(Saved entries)
— Start —

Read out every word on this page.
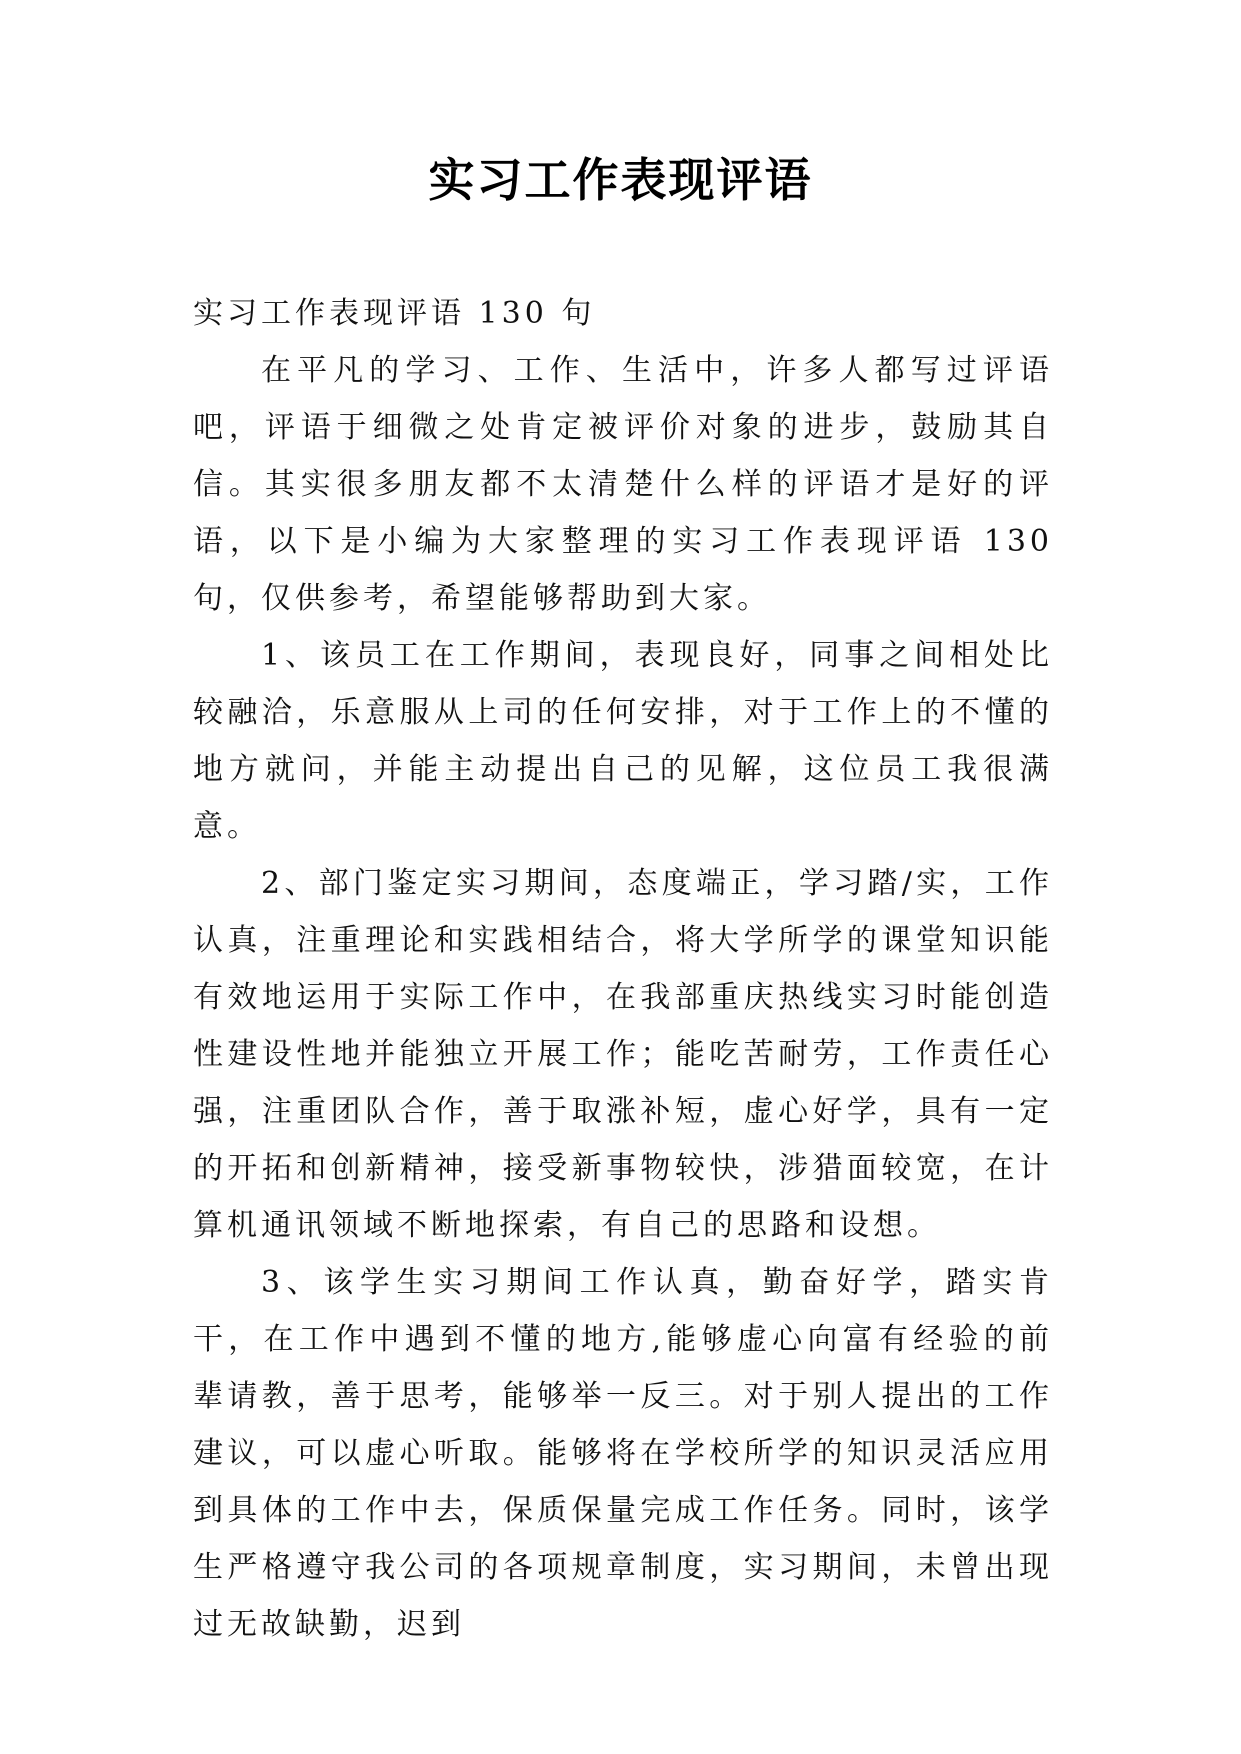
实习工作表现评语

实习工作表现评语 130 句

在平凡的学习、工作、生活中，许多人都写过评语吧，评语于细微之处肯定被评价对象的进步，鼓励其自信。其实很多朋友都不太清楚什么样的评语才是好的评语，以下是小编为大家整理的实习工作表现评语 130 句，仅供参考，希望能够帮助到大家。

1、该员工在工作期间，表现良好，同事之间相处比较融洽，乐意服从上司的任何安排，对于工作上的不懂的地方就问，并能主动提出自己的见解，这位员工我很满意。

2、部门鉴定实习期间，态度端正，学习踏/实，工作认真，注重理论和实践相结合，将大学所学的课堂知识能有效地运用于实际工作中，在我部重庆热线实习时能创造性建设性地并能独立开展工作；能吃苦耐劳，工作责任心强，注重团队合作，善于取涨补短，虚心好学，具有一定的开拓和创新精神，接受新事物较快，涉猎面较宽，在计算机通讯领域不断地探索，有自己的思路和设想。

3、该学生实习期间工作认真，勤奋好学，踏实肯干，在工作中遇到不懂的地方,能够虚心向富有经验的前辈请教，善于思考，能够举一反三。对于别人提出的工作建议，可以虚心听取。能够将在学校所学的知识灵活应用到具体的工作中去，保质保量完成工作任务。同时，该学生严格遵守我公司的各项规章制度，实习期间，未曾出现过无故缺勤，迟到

— End —
— Start —

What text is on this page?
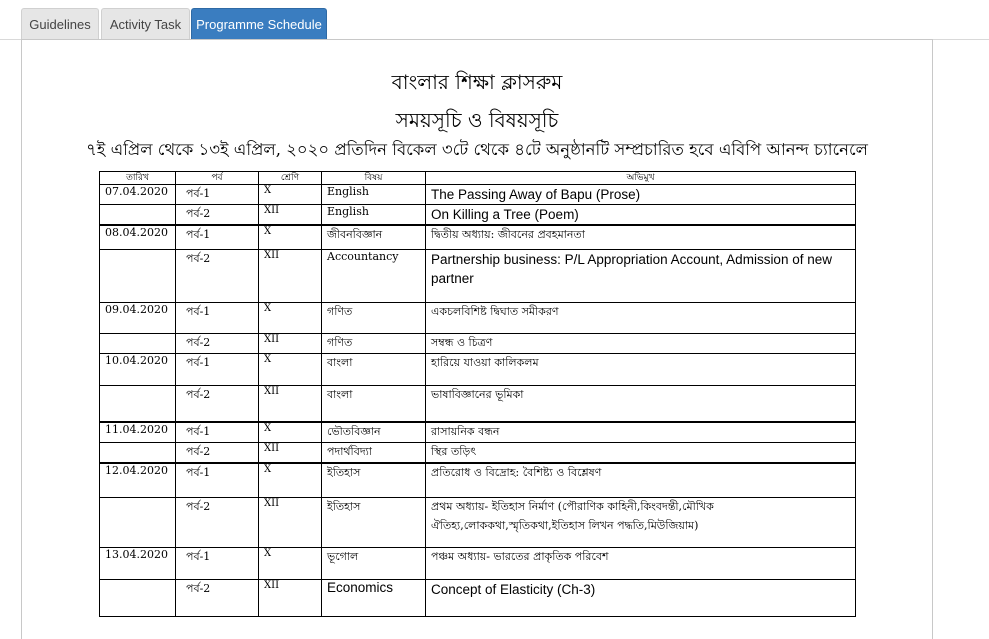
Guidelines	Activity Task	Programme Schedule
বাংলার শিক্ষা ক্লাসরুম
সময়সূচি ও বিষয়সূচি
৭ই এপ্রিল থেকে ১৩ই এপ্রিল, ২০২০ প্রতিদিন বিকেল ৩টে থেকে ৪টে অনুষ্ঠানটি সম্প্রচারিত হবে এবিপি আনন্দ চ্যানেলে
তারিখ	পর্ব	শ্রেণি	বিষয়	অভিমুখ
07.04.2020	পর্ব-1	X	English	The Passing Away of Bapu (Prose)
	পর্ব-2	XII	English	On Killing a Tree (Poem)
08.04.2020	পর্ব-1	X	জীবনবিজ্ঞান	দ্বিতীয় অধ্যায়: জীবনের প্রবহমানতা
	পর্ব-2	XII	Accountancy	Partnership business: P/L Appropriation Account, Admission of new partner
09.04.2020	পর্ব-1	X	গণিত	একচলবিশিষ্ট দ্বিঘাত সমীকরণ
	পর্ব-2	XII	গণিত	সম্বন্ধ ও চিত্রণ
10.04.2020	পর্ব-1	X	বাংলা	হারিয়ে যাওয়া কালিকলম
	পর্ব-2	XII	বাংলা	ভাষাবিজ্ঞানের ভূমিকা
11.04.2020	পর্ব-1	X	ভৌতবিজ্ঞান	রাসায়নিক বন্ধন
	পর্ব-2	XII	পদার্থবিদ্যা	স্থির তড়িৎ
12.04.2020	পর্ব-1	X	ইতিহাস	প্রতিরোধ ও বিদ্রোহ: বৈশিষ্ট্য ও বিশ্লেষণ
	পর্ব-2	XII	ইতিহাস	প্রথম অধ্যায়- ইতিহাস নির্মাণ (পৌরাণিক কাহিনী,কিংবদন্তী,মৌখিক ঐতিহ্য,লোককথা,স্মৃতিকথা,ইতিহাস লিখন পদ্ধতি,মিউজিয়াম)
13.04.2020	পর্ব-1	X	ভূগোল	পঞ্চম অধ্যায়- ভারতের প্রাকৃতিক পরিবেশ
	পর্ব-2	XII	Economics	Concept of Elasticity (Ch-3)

— End —

- STATED EXERCISE
Look over the records above and copy each line that includes the string "page".

- FINISHED TASK
Read out every word on this page.
What text is on this page?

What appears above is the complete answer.